**Exercise task:** Can you transcribe every line exactly and leave the pictures behind?

**Source material:**
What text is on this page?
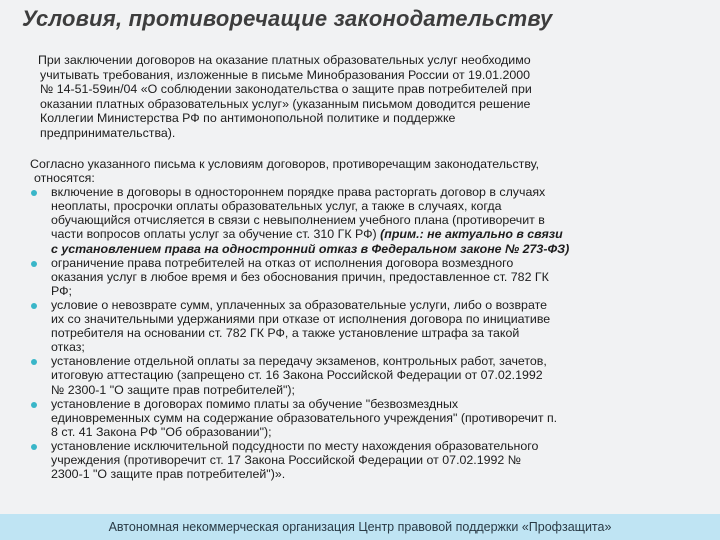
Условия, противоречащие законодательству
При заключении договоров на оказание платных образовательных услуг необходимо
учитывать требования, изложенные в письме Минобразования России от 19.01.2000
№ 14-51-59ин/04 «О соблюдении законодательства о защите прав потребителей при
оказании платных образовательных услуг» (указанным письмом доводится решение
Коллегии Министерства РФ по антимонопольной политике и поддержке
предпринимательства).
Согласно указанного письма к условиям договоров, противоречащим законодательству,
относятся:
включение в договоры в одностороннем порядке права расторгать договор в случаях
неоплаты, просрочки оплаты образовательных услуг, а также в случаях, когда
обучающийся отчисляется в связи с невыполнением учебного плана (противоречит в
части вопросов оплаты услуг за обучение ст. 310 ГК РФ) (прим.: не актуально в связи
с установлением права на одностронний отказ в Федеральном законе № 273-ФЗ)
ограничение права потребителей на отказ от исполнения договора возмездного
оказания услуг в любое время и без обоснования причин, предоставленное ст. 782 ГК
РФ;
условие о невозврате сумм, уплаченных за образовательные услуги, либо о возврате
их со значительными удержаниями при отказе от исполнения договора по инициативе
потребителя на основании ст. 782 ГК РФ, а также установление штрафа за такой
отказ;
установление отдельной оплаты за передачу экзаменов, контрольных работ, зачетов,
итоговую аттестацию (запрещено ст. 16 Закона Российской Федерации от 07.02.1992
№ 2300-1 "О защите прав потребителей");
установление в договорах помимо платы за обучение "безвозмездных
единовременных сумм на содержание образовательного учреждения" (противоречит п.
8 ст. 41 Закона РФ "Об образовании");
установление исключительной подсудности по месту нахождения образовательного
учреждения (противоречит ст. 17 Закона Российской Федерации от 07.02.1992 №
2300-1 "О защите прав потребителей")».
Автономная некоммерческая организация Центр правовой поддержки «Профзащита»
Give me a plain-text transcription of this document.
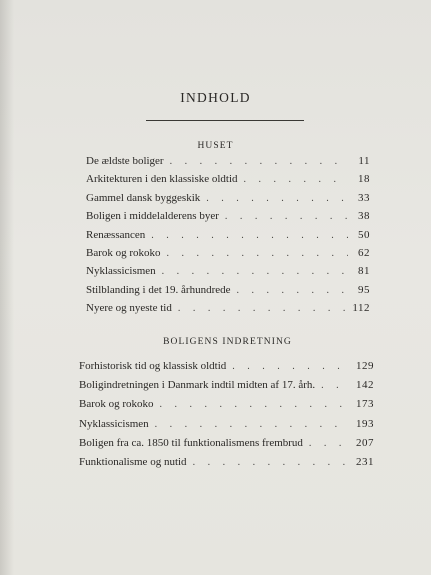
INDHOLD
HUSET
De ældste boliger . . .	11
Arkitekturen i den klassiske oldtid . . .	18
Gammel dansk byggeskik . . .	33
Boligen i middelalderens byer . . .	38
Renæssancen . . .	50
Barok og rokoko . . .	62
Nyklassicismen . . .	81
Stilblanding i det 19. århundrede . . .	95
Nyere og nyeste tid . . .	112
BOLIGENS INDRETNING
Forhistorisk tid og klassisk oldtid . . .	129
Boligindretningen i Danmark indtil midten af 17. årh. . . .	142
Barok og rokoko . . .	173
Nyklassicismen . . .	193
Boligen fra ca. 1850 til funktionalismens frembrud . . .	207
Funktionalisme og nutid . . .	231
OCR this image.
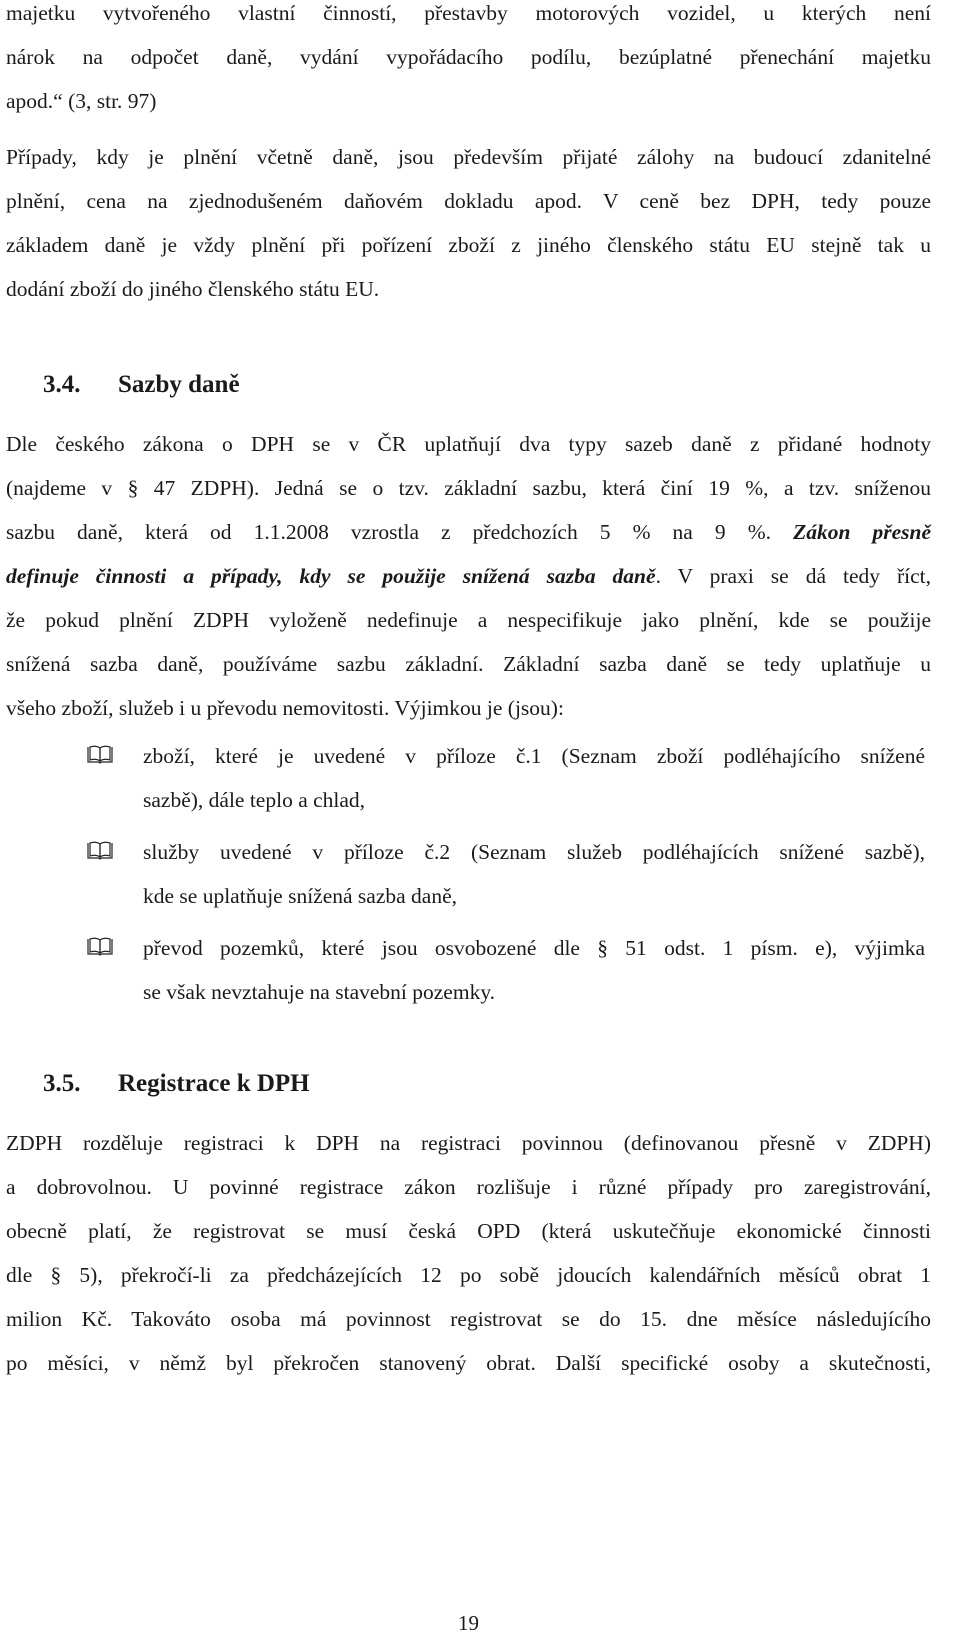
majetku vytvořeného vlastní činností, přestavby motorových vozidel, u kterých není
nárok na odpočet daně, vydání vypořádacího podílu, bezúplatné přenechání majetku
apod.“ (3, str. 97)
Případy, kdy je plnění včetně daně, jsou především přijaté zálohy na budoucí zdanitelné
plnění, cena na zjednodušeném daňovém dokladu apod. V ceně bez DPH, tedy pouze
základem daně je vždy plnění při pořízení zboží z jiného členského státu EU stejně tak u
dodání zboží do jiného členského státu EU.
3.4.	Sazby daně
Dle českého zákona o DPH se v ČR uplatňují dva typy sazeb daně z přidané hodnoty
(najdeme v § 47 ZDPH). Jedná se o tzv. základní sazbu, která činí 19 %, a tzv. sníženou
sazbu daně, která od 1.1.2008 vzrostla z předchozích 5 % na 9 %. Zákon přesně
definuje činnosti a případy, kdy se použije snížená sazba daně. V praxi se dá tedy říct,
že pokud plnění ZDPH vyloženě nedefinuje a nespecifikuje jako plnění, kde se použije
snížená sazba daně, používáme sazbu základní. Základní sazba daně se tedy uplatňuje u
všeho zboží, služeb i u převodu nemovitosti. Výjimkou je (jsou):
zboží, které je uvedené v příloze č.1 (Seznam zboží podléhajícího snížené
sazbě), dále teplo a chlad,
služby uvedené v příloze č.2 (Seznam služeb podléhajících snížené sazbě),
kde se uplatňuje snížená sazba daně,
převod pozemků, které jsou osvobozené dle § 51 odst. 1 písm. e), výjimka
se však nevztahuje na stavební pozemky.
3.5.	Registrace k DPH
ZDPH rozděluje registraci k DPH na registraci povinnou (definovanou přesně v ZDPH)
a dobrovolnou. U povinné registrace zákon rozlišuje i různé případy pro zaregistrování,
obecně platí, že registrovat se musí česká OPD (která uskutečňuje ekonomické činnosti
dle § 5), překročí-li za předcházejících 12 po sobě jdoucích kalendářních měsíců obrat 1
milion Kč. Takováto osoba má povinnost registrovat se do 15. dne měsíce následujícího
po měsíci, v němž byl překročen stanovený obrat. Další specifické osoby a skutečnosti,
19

**Solution for this task:**
What text is on this page?
Условия, противоречащие законодательству
При заключении договоров на оказание платных образовательных услуг необходимо
учитывать требования, изложенные в письме Минобразования России от 19.01.2000
№ 14-51-59ин/04 «О соблюдении законодательства о защите прав потребителей при
оказании платных образовательных услуг» (указанным письмом доводится решение
Коллегии Министерства РФ по антимонопольной политике и поддержке
предпринимательства).
Согласно указанного письма к условиям договоров, противоречащим законодательству,
относятся:
включение в договоры в одностороннем порядке права расторгать договор в случаях
неоплаты, просрочки оплаты образовательных услуг, а также в случаях, когда
обучающийся отчисляется в связи с невыполнением учебного плана (противоречит в
части вопросов оплаты услуг за обучение ст. 310 ГК РФ) (прим.: не актуально в связи
с установлением права на одностронний отказ в Федеральном законе № 273-ФЗ)
ограничение права потребителей на отказ от исполнения договора возмездного
оказания услуг в любое время и без обоснования причин, предоставленное ст. 782 ГК
РФ;
условие о невозврате сумм, уплаченных за образовательные услуги, либо о возврате
их со значительными удержаниями при отказе от исполнения договора по инициативе
потребителя на основании ст. 782 ГК РФ, а также установление штрафа за такой
отказ;
установление отдельной оплаты за передачу экзаменов, контрольных работ, зачетов,
итоговую аттестацию (запрещено ст. 16 Закона Российской Федерации от 07.02.1992
№ 2300-1 "О защите прав потребителей");
установление в договорах помимо платы за обучение "безвозмездных
единовременных сумм на содержание образовательного учреждения" (противоречит п.
8 ст. 41 Закона РФ "Об образовании");
установление исключительной подсудности по месту нахождения образовательного
учреждения (противоречит ст. 17 Закона Российской Федерации от 07.02.1992 №
2300-1 "О защите прав потребителей")».
Автономная некоммерческая организация Центр правовой поддержки «Профзащита»
Give me a plain-text transcription of this document.
INDHOLD
HUSET
De ældste boliger . . .	11
Arkitekturen i den klassiske oldtid . . .	18
Gammel dansk byggeskik . . .	33
Boligen i middelalderens byer . . .	38
Renæssancen . . .	50
Barok og rokoko . . .	62
Nyklassicismen . . .	81
Stilblanding i det 19. århundrede . . .	95
Nyere og nyeste tid . . .	112
BOLIGENS INDRETNING
Forhistorisk tid og klassisk oldtid . . .	129
Boligindretningen i Danmark indtil midten af 17. årh. . . .	142
Barok og rokoko . . .	173
Nyklassicismen . . .	193
Boligen fra ca. 1850 til funktionalismens frembrud . . .	207
Funktionalisme og nutid . . .	231
OCR this image.
majetku vytvořeného vlastní činností, přestavby motorových vozidel, u kterých není
nárok na odpočet daně, vydání vypořádacího podílu, bezúplatné přenechání majetku
apod.“ (3, str. 97)
Případy, kdy je plnění včetně daně, jsou především přijaté zálohy na budoucí zdanitelné
plnění, cena na zjednodušeném daňovém dokladu apod. V ceně bez DPH, tedy pouze
základem daně je vždy plnění při pořízení zboží z jiného členského státu EU stejně tak u
dodání zboží do jiného členského státu EU.
3.4.	Sazby daně
Dle českého zákona o DPH se v ČR uplatňují dva typy sazeb daně z přidané hodnoty
(najdeme v § 47 ZDPH). Jedná se o tzv. základní sazbu, která činí 19 %, a tzv. sníženou
sazbu daně, která od 1.1.2008 vzrostla z předchozích 5 % na 9 %. Zákon přesně
definuje činnosti a případy, kdy se použije snížená sazba daně. V praxi se dá tedy říct,
že pokud plnění ZDPH vyloženě nedefinuje a nespecifikuje jako plnění, kde se použije
snížená sazba daně, používáme sazbu základní. Základní sazba daně se tedy uplatňuje u
všeho zboží, služeb i u převodu nemovitosti. Výjimkou je (jsou):
zboží, které je uvedené v příloze č.1 (Seznam zboží podléhajícího snížené
sazbě), dále teplo a chlad,
služby uvedené v příloze č.2 (Seznam služeb podléhajících snížené sazbě),
kde se uplatňuje snížená sazba daně,
převod pozemků, které jsou osvobozené dle § 51 odst. 1 písm. e), výjimka
se však nevztahuje na stavební pozemky.
3.5.	Registrace k DPH
ZDPH rozděluje registraci k DPH na registraci povinnou (definovanou přesně v ZDPH)
a dobrovolnou. U povinné registrace zákon rozlišuje i různé případy pro zaregistrování,
obecně platí, že registrovat se musí česká OPD (která uskutečňuje ekonomické činnosti
dle § 5), překročí-li za předcházejících 12 po sobě jdoucích kalendářních měsíců obrat 1
milion Kč. Takováto osoba má povinnost registrovat se do 15. dne měsíce následujícího
po měsíci, v němž byl překročen stanovený obrat. Další specifické osoby a skutečnosti,
19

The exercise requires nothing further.